Given data:
>> Begin
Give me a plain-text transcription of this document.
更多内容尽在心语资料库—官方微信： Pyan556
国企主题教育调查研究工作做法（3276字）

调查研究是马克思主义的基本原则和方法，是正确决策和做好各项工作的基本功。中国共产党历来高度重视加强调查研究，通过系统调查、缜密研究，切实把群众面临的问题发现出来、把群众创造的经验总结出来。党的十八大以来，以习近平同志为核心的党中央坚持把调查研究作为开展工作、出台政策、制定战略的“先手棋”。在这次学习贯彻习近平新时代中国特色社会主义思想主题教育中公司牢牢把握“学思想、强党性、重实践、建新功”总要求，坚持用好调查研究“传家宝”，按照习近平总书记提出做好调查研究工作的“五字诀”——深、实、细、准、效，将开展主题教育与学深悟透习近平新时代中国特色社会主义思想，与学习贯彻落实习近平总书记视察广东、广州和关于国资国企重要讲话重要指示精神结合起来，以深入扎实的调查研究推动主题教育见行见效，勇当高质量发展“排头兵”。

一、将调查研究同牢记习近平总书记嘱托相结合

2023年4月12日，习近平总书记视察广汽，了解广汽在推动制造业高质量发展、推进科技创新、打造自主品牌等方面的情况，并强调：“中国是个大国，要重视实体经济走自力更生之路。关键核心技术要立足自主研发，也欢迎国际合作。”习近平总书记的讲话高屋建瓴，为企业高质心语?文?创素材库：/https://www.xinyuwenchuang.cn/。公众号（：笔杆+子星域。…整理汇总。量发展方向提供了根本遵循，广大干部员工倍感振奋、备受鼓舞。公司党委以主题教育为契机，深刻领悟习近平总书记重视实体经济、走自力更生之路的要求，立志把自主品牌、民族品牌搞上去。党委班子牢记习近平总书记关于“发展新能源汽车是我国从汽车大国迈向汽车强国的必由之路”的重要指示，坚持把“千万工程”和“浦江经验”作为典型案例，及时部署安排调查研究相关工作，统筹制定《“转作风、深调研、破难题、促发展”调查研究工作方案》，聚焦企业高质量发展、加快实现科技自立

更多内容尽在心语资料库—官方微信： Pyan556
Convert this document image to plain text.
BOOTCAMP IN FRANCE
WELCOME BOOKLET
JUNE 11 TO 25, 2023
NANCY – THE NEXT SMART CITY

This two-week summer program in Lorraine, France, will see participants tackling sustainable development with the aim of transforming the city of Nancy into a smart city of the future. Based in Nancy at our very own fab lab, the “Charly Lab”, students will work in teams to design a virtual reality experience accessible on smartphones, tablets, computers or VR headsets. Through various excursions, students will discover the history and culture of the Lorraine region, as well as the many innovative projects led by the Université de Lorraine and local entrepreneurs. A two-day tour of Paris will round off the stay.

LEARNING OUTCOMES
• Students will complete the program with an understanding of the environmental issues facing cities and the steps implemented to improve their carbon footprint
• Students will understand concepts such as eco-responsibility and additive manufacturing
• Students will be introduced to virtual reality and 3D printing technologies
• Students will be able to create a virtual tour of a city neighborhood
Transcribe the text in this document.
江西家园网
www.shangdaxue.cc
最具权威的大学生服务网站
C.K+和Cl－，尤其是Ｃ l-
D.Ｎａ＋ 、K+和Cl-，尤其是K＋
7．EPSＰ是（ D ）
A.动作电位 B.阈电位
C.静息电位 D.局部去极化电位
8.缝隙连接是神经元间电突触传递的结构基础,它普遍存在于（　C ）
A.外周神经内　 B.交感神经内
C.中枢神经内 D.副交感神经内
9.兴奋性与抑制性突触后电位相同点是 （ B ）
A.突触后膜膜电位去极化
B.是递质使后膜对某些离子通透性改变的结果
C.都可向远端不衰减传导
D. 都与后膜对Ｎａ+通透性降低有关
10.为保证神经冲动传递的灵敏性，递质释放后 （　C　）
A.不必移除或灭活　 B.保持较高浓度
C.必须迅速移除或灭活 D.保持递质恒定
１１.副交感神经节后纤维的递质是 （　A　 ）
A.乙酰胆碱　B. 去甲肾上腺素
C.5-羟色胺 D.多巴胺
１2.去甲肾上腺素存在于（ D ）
>> End
What the task requires: Return a copy of every line that includes the word "plain".

Exercise response:
Give me a plain-text transcription of this document.
Convert this document image to plain text.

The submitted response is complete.